Source data -
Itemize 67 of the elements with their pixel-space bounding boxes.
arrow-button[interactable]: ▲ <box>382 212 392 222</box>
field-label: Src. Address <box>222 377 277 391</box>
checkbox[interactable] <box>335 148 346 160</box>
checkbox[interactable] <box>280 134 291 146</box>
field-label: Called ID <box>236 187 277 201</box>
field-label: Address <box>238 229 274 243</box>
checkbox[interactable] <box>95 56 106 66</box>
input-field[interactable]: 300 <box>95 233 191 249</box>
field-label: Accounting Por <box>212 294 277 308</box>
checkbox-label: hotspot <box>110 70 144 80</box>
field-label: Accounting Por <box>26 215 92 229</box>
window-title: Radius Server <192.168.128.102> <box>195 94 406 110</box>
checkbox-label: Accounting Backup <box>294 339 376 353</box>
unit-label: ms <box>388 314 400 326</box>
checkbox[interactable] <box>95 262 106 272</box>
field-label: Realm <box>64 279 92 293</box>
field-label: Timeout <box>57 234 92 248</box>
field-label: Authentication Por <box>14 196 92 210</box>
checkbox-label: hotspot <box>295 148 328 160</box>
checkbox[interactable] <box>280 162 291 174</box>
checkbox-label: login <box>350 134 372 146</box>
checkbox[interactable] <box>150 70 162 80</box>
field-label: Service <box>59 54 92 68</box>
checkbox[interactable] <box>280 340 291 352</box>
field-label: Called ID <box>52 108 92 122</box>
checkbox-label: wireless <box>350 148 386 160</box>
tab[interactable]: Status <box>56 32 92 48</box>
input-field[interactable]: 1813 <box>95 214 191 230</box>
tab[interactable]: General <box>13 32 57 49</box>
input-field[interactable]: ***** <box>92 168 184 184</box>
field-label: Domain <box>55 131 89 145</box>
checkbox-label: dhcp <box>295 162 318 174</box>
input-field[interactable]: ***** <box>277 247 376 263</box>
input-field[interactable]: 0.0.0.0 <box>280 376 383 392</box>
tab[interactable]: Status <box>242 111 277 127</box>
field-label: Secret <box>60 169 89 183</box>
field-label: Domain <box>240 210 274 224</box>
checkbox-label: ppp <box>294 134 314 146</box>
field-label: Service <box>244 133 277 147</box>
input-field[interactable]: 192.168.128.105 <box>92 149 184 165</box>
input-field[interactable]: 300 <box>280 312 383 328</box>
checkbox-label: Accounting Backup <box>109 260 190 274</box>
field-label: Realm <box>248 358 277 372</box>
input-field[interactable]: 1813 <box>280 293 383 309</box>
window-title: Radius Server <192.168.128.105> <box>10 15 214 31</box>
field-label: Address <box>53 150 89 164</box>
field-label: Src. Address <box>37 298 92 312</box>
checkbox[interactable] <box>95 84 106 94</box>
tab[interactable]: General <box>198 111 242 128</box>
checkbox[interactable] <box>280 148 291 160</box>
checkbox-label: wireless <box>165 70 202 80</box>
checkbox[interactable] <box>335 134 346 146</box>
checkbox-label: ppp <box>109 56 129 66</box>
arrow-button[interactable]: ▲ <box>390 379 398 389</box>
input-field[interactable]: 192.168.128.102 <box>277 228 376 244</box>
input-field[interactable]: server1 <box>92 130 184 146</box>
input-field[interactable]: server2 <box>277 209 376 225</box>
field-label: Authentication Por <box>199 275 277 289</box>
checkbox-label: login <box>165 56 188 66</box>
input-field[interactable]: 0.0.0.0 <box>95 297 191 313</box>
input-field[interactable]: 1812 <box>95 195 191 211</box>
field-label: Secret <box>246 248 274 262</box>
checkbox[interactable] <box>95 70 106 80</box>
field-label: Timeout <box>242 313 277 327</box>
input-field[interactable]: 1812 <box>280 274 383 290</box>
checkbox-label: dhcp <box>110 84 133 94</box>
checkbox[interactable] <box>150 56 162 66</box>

Problem - Copy out the records above without any change, from their first line through the line that contains "unit-label: ms <box>388 314 400 326</box>", with both of those lines included.

Solution -
Itemize 67 of the elements with their pixel-space bounding boxes.
arrow-button[interactable]: ▲ <box>382 212 392 222</box>
field-label: Src. Address <box>222 377 277 391</box>
checkbox[interactable] <box>335 148 346 160</box>
checkbox[interactable] <box>280 134 291 146</box>
field-label: Called ID <box>236 187 277 201</box>
field-label: Address <box>238 229 274 243</box>
checkbox[interactable] <box>95 56 106 66</box>
input-field[interactable]: 300 <box>95 233 191 249</box>
field-label: Accounting Por <box>212 294 277 308</box>
checkbox-label: hotspot <box>110 70 144 80</box>
field-label: Accounting Por <box>26 215 92 229</box>
window-title: Radius Server <192.168.128.102> <box>195 94 406 110</box>
checkbox-label: Accounting Backup <box>294 339 376 353</box>
unit-label: ms <box>388 314 400 326</box>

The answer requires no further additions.